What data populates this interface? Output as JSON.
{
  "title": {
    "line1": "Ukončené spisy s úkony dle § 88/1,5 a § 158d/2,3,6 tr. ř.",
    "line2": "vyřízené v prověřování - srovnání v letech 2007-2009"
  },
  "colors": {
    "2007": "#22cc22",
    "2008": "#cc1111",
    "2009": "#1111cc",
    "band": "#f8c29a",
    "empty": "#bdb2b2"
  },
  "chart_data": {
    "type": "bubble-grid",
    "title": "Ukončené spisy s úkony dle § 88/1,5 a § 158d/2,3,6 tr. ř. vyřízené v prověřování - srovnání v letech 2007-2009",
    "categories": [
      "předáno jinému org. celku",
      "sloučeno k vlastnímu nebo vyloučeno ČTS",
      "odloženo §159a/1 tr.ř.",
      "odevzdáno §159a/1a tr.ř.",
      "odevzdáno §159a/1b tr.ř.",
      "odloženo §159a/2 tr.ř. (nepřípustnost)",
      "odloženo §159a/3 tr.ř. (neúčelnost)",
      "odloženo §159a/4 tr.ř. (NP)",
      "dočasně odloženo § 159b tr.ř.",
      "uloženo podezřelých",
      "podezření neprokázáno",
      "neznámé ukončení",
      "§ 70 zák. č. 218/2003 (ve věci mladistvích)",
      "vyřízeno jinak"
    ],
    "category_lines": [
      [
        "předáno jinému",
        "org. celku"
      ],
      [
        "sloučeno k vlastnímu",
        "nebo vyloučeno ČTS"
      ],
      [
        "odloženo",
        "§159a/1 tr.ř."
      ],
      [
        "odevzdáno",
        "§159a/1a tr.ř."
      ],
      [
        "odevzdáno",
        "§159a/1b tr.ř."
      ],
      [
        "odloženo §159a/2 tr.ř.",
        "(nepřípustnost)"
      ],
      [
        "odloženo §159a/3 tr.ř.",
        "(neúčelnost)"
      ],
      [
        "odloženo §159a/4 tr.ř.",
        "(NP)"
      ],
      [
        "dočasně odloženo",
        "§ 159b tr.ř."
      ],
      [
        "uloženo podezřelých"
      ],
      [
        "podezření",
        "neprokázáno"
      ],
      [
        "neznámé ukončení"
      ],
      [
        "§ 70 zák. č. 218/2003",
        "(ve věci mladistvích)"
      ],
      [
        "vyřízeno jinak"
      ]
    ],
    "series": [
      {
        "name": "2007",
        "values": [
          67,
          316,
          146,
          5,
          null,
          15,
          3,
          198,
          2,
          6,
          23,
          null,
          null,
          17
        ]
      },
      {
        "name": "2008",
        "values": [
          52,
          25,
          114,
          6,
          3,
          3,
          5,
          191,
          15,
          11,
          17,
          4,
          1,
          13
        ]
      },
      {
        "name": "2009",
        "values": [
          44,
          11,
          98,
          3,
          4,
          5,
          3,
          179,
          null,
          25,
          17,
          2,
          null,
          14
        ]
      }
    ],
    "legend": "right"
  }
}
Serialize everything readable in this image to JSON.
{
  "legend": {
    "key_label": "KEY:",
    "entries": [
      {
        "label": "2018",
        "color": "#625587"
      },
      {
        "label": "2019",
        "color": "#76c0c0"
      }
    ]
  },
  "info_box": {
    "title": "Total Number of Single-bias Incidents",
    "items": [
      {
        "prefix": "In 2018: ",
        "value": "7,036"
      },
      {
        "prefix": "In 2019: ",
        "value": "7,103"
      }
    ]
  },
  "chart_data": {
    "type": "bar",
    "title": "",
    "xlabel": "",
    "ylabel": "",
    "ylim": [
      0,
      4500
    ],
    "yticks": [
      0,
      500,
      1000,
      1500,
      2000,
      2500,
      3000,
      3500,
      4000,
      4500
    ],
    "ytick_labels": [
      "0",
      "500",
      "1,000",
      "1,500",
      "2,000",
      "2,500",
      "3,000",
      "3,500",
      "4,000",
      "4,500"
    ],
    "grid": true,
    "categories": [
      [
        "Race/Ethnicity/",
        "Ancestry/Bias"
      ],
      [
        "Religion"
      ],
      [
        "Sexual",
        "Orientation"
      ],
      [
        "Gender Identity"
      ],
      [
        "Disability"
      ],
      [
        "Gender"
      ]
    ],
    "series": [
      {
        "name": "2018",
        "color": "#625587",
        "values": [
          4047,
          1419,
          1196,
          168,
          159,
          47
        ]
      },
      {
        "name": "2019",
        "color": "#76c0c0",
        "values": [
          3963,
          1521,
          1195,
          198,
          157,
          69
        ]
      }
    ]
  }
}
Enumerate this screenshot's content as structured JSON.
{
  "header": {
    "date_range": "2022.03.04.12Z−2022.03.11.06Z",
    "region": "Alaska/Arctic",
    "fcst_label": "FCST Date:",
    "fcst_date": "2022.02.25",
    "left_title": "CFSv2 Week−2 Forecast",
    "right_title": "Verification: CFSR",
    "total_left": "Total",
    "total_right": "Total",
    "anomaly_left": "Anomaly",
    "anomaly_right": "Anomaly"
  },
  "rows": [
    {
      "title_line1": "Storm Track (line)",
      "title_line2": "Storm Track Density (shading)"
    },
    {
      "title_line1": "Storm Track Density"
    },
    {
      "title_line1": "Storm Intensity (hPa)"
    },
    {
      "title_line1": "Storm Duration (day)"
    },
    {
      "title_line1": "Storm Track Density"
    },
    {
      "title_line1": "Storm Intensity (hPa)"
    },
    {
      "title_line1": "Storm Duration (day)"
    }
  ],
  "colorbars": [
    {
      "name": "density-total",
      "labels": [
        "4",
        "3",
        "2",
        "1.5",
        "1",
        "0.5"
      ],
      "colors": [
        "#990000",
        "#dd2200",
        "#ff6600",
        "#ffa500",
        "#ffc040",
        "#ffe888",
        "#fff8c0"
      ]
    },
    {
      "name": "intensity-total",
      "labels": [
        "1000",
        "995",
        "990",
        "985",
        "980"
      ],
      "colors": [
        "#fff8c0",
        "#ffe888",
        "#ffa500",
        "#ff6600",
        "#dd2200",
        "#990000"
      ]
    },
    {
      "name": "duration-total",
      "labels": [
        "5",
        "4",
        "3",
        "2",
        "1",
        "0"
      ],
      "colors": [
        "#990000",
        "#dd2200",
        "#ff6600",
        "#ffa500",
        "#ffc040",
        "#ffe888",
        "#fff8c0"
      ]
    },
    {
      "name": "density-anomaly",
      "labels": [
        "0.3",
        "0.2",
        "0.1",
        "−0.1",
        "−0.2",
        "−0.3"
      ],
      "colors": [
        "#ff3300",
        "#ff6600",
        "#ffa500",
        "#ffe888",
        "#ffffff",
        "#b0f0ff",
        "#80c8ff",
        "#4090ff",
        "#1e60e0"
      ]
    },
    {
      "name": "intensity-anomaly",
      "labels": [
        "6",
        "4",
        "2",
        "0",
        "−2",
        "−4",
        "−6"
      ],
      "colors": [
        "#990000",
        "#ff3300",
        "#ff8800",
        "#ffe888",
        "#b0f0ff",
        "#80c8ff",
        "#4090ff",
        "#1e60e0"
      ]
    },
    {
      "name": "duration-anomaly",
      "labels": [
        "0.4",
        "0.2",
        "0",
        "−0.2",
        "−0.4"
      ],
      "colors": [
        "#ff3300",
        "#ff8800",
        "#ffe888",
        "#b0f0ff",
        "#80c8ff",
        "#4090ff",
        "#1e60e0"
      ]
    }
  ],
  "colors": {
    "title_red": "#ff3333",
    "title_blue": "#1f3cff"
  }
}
☆ ☆ ☆
_AIM OF THE TASK_
Your task is to gather all lines from the entries above that hold the word "name".

_RESPONSE TO THE TASK_
        "name": "2007",
        "name": "2008",
        "name": "2009",
        "name": "2018",
        "name": "2019",
      "name": "density-total",
      "name": "intensity-total",
      "name": "duration-total",
      "name": "density-anomaly",
      "name": "intensity-anomaly",
      "name": "duration-anomaly",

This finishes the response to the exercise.